• DIRECTIONS: Gather up the lines that contain "interior".

[start]

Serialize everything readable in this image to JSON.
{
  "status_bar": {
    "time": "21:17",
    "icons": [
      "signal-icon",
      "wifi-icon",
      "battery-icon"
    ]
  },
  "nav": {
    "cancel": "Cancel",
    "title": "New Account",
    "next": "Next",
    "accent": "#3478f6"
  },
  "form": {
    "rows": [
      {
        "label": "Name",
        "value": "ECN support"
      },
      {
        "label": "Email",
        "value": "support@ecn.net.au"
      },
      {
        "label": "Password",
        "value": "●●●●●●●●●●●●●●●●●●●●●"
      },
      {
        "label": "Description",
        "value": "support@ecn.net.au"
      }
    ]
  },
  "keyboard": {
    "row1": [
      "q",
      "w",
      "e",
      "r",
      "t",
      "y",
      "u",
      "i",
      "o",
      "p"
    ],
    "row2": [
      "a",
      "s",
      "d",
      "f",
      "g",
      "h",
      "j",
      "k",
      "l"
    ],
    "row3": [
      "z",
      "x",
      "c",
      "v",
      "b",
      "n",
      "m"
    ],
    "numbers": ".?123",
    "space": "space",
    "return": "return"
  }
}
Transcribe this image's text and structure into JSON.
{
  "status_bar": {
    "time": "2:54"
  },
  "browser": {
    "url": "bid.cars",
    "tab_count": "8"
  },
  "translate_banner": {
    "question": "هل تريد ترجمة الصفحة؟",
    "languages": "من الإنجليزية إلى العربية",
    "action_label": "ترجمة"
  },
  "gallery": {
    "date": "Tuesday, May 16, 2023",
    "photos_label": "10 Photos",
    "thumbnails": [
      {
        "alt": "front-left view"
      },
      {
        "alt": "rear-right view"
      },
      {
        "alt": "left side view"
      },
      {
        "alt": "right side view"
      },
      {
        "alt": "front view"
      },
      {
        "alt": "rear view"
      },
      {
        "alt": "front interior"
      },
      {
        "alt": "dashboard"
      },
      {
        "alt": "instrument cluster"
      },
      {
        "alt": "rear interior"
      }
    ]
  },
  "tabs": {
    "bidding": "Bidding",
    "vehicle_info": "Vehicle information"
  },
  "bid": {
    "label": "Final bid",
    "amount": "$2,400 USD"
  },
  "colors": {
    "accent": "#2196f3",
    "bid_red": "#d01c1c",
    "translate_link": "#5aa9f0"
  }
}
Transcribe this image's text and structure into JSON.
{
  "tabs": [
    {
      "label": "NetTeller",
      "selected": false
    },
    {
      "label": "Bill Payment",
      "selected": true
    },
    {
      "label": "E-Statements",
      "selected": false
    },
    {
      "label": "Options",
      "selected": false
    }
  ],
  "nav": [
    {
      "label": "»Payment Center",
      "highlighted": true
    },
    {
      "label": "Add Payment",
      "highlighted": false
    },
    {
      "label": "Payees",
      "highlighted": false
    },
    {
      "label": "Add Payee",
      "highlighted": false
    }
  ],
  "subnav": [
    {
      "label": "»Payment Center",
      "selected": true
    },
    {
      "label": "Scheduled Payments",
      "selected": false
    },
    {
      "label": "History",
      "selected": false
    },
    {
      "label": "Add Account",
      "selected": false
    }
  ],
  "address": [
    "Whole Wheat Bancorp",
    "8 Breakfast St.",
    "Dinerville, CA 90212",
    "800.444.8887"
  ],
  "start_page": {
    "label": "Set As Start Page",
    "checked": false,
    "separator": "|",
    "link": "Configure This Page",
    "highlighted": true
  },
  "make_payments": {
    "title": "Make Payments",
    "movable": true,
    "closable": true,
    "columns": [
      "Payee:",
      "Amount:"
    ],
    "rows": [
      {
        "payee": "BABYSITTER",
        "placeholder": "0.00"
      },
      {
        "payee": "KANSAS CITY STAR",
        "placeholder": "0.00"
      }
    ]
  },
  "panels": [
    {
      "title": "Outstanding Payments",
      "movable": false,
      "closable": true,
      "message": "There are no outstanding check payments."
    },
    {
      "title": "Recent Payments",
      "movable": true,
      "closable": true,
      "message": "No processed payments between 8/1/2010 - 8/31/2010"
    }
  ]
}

[end]

• THE RESULT:
        "alt": "front interior"
        "alt": "rear interior"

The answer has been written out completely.